_Given records_:

-------------------------

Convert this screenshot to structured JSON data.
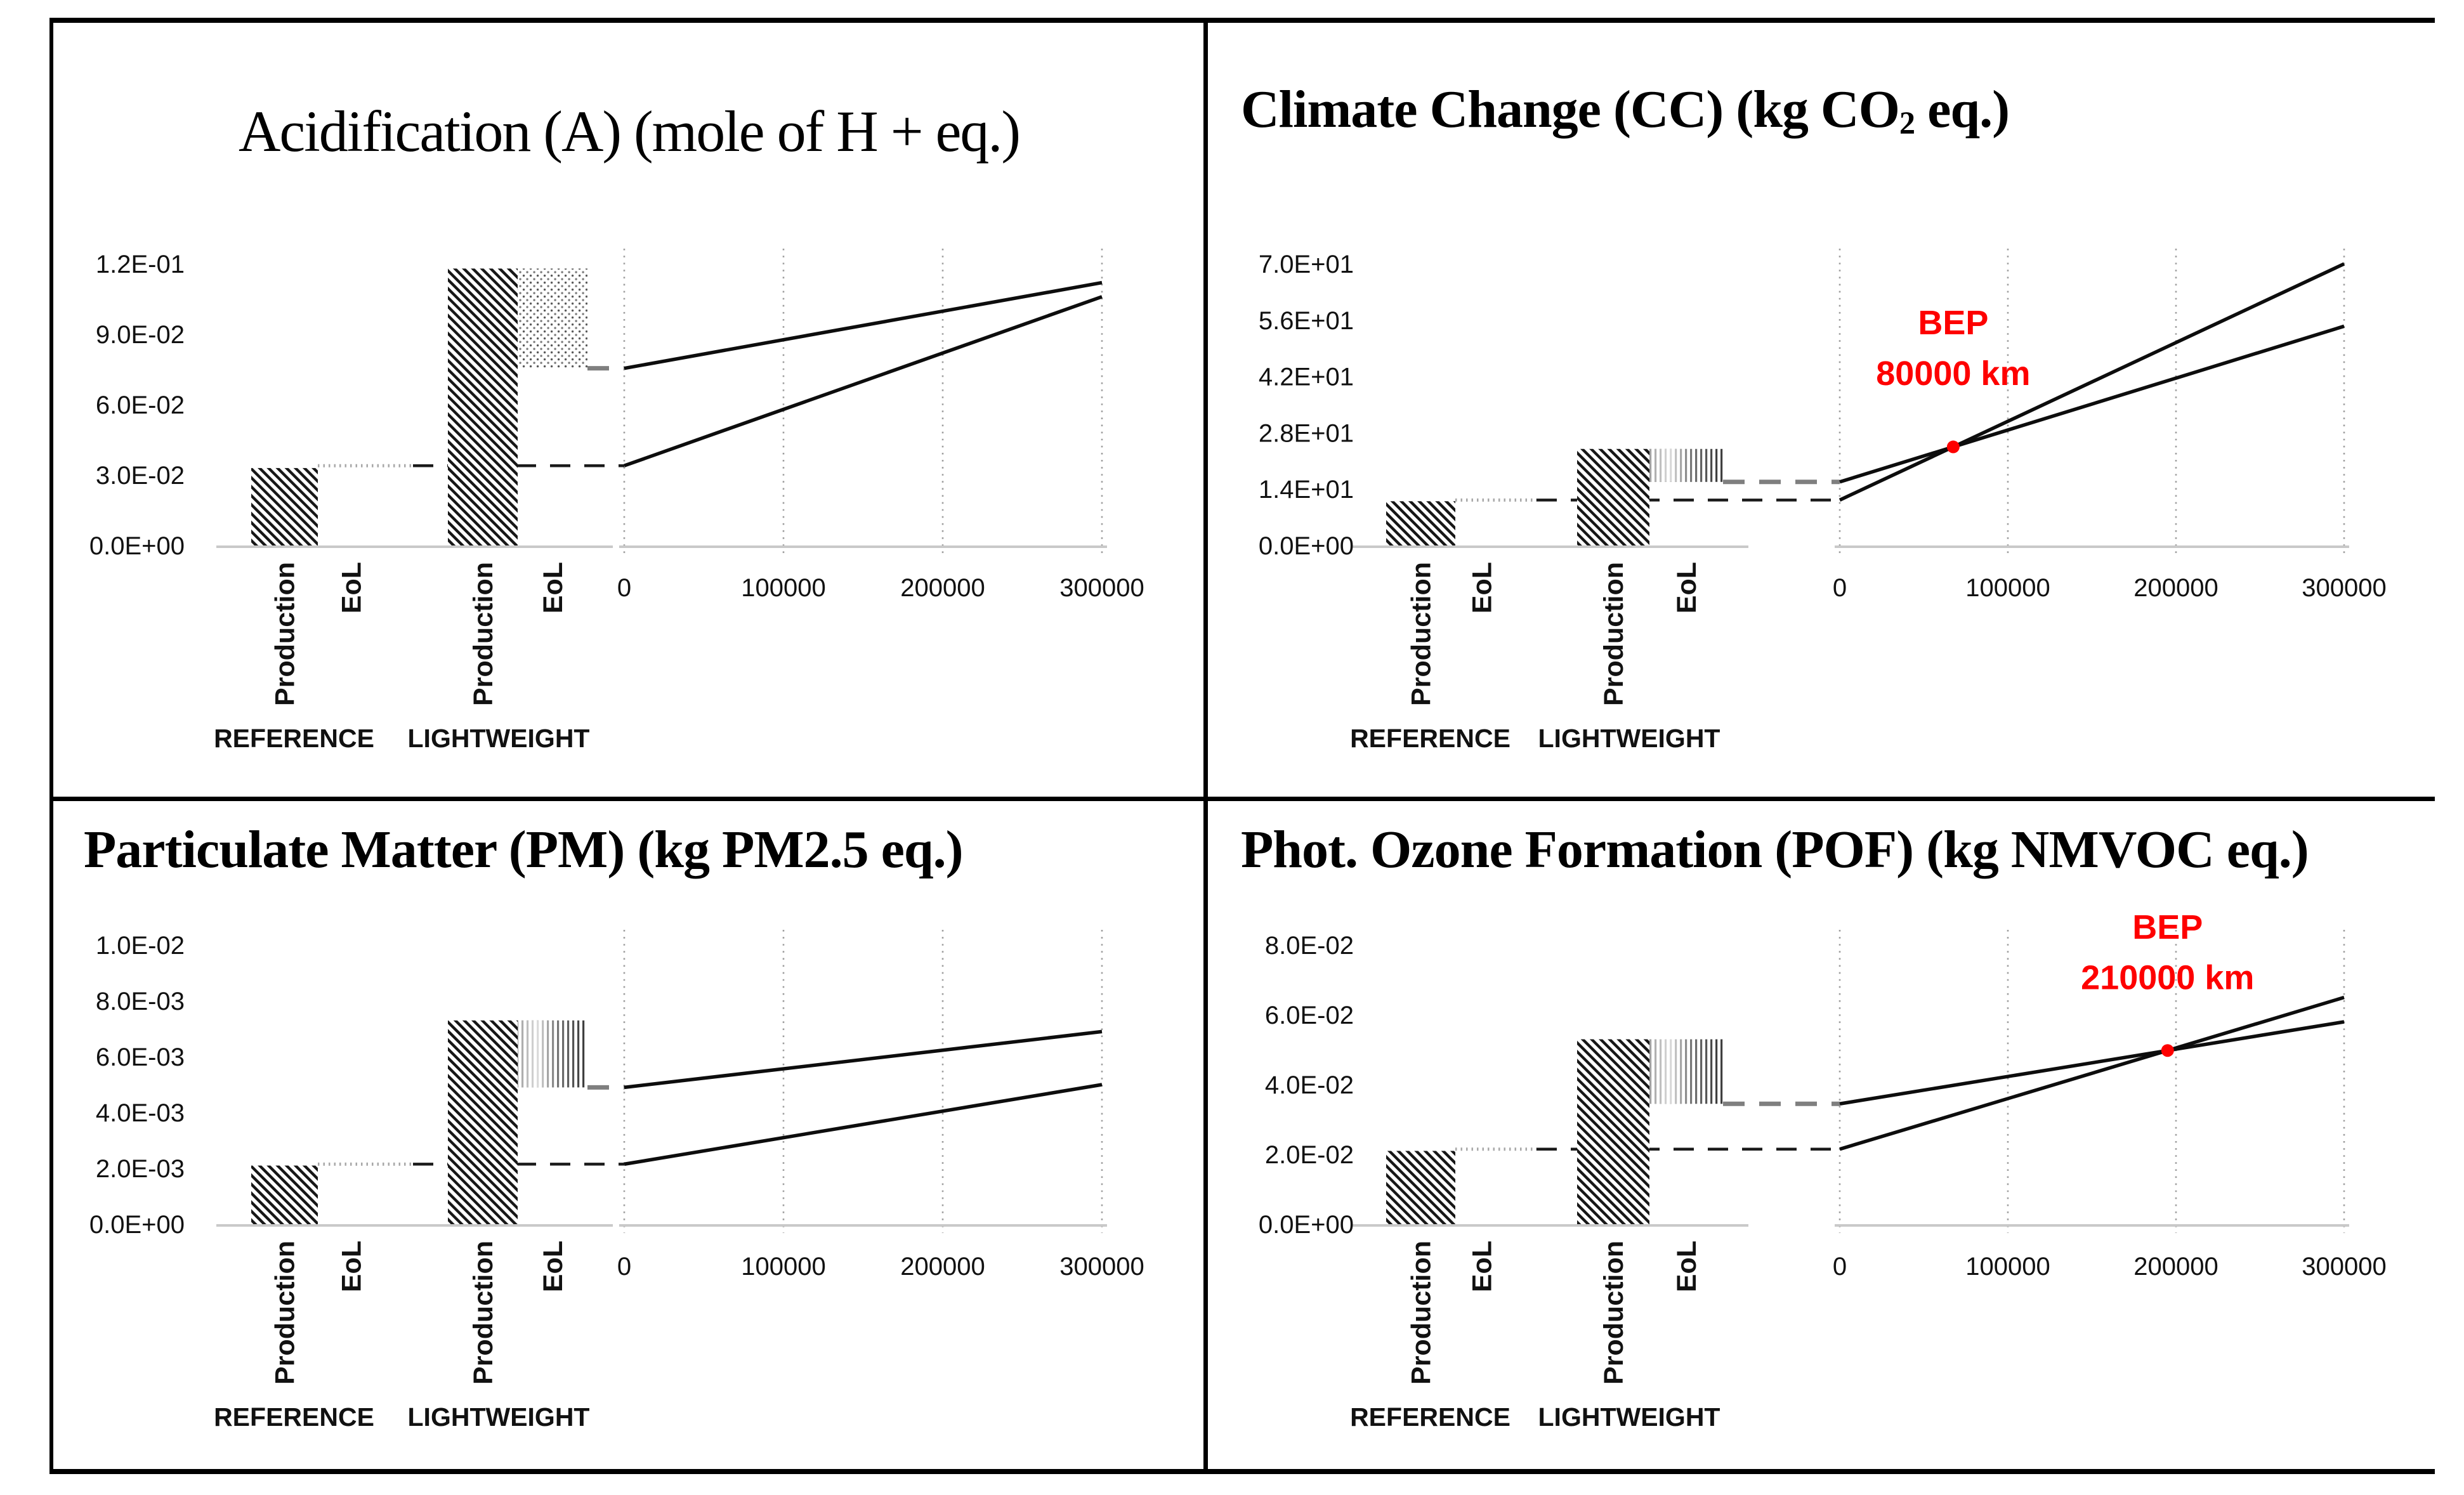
{
  "figure": {
    "description_labels": {
      "production": "Production",
      "eol": "EoL",
      "reference": "REFERENCE",
      "lightweight": "LIGHTWEIGHT"
    },
    "colors": {
      "accent_red": "#fe0000",
      "reference_dash": "#1a1a1a",
      "lightweight_dash": "#7f7f7f",
      "gridline_gray": "#9e9e9e",
      "axis_gray": "#c9c9c9",
      "bar_ink": "#161616"
    }
  },
  "chart_data": [
    {
      "type": "bar-line-breakeven",
      "panel": "top-left",
      "title": {
        "pre": "Acidification (A) (mole of H + eq.)",
        "sub": "",
        "post": ""
      },
      "ylabel": "mole of H + eq.",
      "y_tick_max": 0.12,
      "y_ticks": [
        {
          "v": 0.0,
          "label": "0.0E+00"
        },
        {
          "v": 0.03,
          "label": "3.0E-02"
        },
        {
          "v": 0.06,
          "label": "6.0E-02"
        },
        {
          "v": 0.09,
          "label": "9.0E-02"
        },
        {
          "v": 0.12,
          "label": "1.2E-01"
        }
      ],
      "x_ticks": [
        {
          "km": 0,
          "label": "0"
        },
        {
          "km": 100000,
          "label": "100000"
        },
        {
          "km": 200000,
          "label": "200000"
        },
        {
          "km": 300000,
          "label": "300000"
        }
      ],
      "eol_texture": "dots",
      "series": {
        "reference": {
          "production": 0.033,
          "eol": 0.001,
          "cumulative": 0.034,
          "use_end_300000km": 0.106
        },
        "lightweight": {
          "production": 0.118,
          "eol": -0.0425,
          "cumulative": 0.0755,
          "use_end_300000km": 0.112
        }
      },
      "bep": null
    },
    {
      "type": "bar-line-breakeven",
      "panel": "top-right",
      "title": {
        "pre": "Climate Change (CC) (kg CO",
        "sub": "2",
        "post": " eq.)"
      },
      "ylabel": "kg CO2 eq.",
      "y_tick_max": 70,
      "y_ticks": [
        {
          "v": 0,
          "label": "0.0E+00"
        },
        {
          "v": 14,
          "label": "1.4E+01"
        },
        {
          "v": 28,
          "label": "2.8E+01"
        },
        {
          "v": 42,
          "label": "4.2E+01"
        },
        {
          "v": 56,
          "label": "5.6E+01"
        },
        {
          "v": 70,
          "label": "7.0E+01"
        }
      ],
      "x_ticks": [
        {
          "km": 0,
          "label": "0"
        },
        {
          "km": 100000,
          "label": "100000"
        },
        {
          "km": 200000,
          "label": "200000"
        },
        {
          "km": 300000,
          "label": "300000"
        }
      ],
      "eol_texture": "vstripes",
      "series": {
        "reference": {
          "production": 11.0,
          "eol": 0.3,
          "cumulative": 11.3,
          "use_end_300000km": 70.0
        },
        "lightweight": {
          "production": 24.0,
          "eol": -8.2,
          "cumulative": 15.8,
          "use_end_300000km": 54.5
        }
      },
      "bep": {
        "label": "BEP",
        "km_label": "80000 km",
        "km": 80000
      }
    },
    {
      "type": "bar-line-breakeven",
      "panel": "bottom-left",
      "title": {
        "pre": "Particulate Matter (PM) (kg PM2.5 eq.)",
        "sub": "",
        "post": ""
      },
      "ylabel": "kg PM2.5 eq.",
      "y_tick_max": 0.01,
      "y_ticks": [
        {
          "v": 0.0,
          "label": "0.0E+00"
        },
        {
          "v": 0.002,
          "label": "2.0E-03"
        },
        {
          "v": 0.004,
          "label": "4.0E-03"
        },
        {
          "v": 0.006,
          "label": "6.0E-03"
        },
        {
          "v": 0.008,
          "label": "8.0E-03"
        },
        {
          "v": 0.01,
          "label": "1.0E-02"
        }
      ],
      "x_ticks": [
        {
          "km": 0,
          "label": "0"
        },
        {
          "km": 100000,
          "label": "100000"
        },
        {
          "km": 200000,
          "label": "200000"
        },
        {
          "km": 300000,
          "label": "300000"
        }
      ],
      "eol_texture": "vstripes",
      "series": {
        "reference": {
          "production": 0.0021,
          "eol": 5e-05,
          "cumulative": 0.00215,
          "use_end_300000km": 0.005
        },
        "lightweight": {
          "production": 0.0073,
          "eol": -0.0024,
          "cumulative": 0.0049,
          "use_end_300000km": 0.0069
        }
      },
      "bep": null
    },
    {
      "type": "bar-line-breakeven",
      "panel": "bottom-right",
      "title": {
        "pre": "Phot. Ozone Formation (POF) (kg NMVOC eq.)",
        "sub": "",
        "post": ""
      },
      "ylabel": "kg NMVOC eq.",
      "y_tick_max": 0.08,
      "y_ticks": [
        {
          "v": 0.0,
          "label": "0.0E+00"
        },
        {
          "v": 0.02,
          "label": "2.0E-02"
        },
        {
          "v": 0.04,
          "label": "4.0E-02"
        },
        {
          "v": 0.06,
          "label": "6.0E-02"
        },
        {
          "v": 0.08,
          "label": "8.0E-02"
        }
      ],
      "x_ticks": [
        {
          "km": 0,
          "label": "0"
        },
        {
          "km": 100000,
          "label": "100000"
        },
        {
          "km": 200000,
          "label": "200000"
        },
        {
          "km": 300000,
          "label": "300000"
        }
      ],
      "eol_texture": "vstripes",
      "series": {
        "reference": {
          "production": 0.021,
          "eol": 0.0005,
          "cumulative": 0.0215,
          "use_end_300000km": 0.065
        },
        "lightweight": {
          "production": 0.053,
          "eol": -0.0185,
          "cumulative": 0.0345,
          "use_end_300000km": 0.058
        }
      },
      "bep": {
        "label": "BEP",
        "km_label": "210000 km",
        "km": 210000
      }
    }
  ]
}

-------------------------

Each record above should come back exactly the same, only without its pictures.

Convert this screenshot to structured JSON data.
{
  "figure": {
    "description_labels": {
      "production": "Production",
      "eol": "EoL",
      "reference": "REFERENCE",
      "lightweight": "LIGHTWEIGHT"
    },
    "colors": {
      "accent_red": "#fe0000",
      "reference_dash": "#1a1a1a",
      "lightweight_dash": "#7f7f7f",
      "gridline_gray": "#9e9e9e",
      "axis_gray": "#c9c9c9",
      "bar_ink": "#161616"
    }
  },
  "chart_data": [
    {
      "type": "bar-line-breakeven",
      "panel": "top-left",
      "title": {
        "pre": "Acidification (A) (mole of H + eq.)",
        "sub": "",
        "post": ""
      },
      "ylabel": "mole of H + eq.",
      "y_tick_max": 0.12,
      "y_ticks": [
        {
          "v": 0.0,
          "label": "0.0E+00"
        },
        {
          "v": 0.03,
          "label": "3.0E-02"
        },
        {
          "v": 0.06,
          "label": "6.0E-02"
        },
        {
          "v": 0.09,
          "label": "9.0E-02"
        },
        {
          "v": 0.12,
          "label": "1.2E-01"
        }
      ],
      "x_ticks": [
        {
          "km": 0,
          "label": "0"
        },
        {
          "km": 100000,
          "label": "100000"
        },
        {
          "km": 200000,
          "label": "200000"
        },
        {
          "km": 300000,
          "label": "300000"
        }
      ],
      "eol_texture": "dots",
      "series": {
        "reference": {
          "production": 0.033,
          "eol": 0.001,
          "cumulative": 0.034,
          "use_end_300000km": 0.106
        },
        "lightweight": {
          "production": 0.118,
          "eol": -0.0425,
          "cumulative": 0.0755,
          "use_end_300000km": 0.112
        }
      },
      "bep": null
    },
    {
      "type": "bar-line-breakeven",
      "panel": "top-right",
      "title": {
        "pre": "Climate Change (CC) (kg CO",
        "sub": "2",
        "post": " eq.)"
      },
      "ylabel": "kg CO2 eq.",
      "y_tick_max": 70,
      "y_ticks": [
        {
          "v": 0,
          "label": "0.0E+00"
        },
        {
          "v": 14,
          "label": "1.4E+01"
        },
        {
          "v": 28,
          "label": "2.8E+01"
        },
        {
          "v": 42,
          "label": "4.2E+01"
        },
        {
          "v": 56,
          "label": "5.6E+01"
        },
        {
          "v": 70,
          "label": "7.0E+01"
        }
      ],
      "x_ticks": [
        {
          "km": 0,
          "label": "0"
        },
        {
          "km": 100000,
          "label": "100000"
        },
        {
          "km": 200000,
          "label": "200000"
        },
        {
          "km": 300000,
          "label": "300000"
        }
      ],
      "eol_texture": "vstripes",
      "series": {
        "reference": {
          "production": 11.0,
          "eol": 0.3,
          "cumulative": 11.3,
          "use_end_300000km": 70.0
        },
        "lightweight": {
          "production": 24.0,
          "eol": -8.2,
          "cumulative": 15.8,
          "use_end_300000km": 54.5
        }
      },
      "bep": {
        "label": "BEP",
        "km_label": "80000 km",
        "km": 80000
      }
    },
    {
      "type": "bar-line-breakeven",
      "panel": "bottom-left",
      "title": {
        "pre": "Particulate Matter (PM) (kg PM2.5 eq.)",
        "sub": "",
        "post": ""
      },
      "ylabel": "kg PM2.5 eq.",
      "y_tick_max": 0.01,
      "y_ticks": [
        {
          "v": 0.0,
          "label": "0.0E+00"
        },
        {
          "v": 0.002,
          "label": "2.0E-03"
        },
        {
          "v": 0.004,
          "label": "4.0E-03"
        },
        {
          "v": 0.006,
          "label": "6.0E-03"
        },
        {
          "v": 0.008,
          "label": "8.0E-03"
        },
        {
          "v": 0.01,
          "label": "1.0E-02"
        }
      ],
      "x_ticks": [
        {
          "km": 0,
          "label": "0"
        },
        {
          "km": 100000,
          "label": "100000"
        },
        {
          "km": 200000,
          "label": "200000"
        },
        {
          "km": 300000,
          "label": "300000"
        }
      ],
      "eol_texture": "vstripes",
      "series": {
        "reference": {
          "production": 0.0021,
          "eol": 5e-05,
          "cumulative": 0.00215,
          "use_end_300000km": 0.005
        },
        "lightweight": {
          "production": 0.0073,
          "eol": -0.0024,
          "cumulative": 0.0049,
          "use_end_300000km": 0.0069
        }
      },
      "bep": null
    },
    {
      "type": "bar-line-breakeven",
      "panel": "bottom-right",
      "title": {
        "pre": "Phot. Ozone Formation (POF) (kg NMVOC eq.)",
        "sub": "",
        "post": ""
      },
      "ylabel": "kg NMVOC eq.",
      "y_tick_max": 0.08,
      "y_ticks": [
        {
          "v": 0.0,
          "label": "0.0E+00"
        },
        {
          "v": 0.02,
          "label": "2.0E-02"
        },
        {
          "v": 0.04,
          "label": "4.0E-02"
        },
        {
          "v": 0.06,
          "label": "6.0E-02"
        },
        {
          "v": 0.08,
          "label": "8.0E-02"
        }
      ],
      "x_ticks": [
        {
          "km": 0,
          "label": "0"
        },
        {
          "km": 100000,
          "label": "100000"
        },
        {
          "km": 200000,
          "label": "200000"
        },
        {
          "km": 300000,
          "label": "300000"
        }
      ],
      "eol_texture": "vstripes",
      "series": {
        "reference": {
          "production": 0.021,
          "eol": 0.0005,
          "cumulative": 0.0215,
          "use_end_300000km": 0.065
        },
        "lightweight": {
          "production": 0.053,
          "eol": -0.0185,
          "cumulative": 0.0345,
          "use_end_300000km": 0.058
        }
      },
      "bep": {
        "label": "BEP",
        "km_label": "210000 km",
        "km": 210000
      }
    }
  ]
}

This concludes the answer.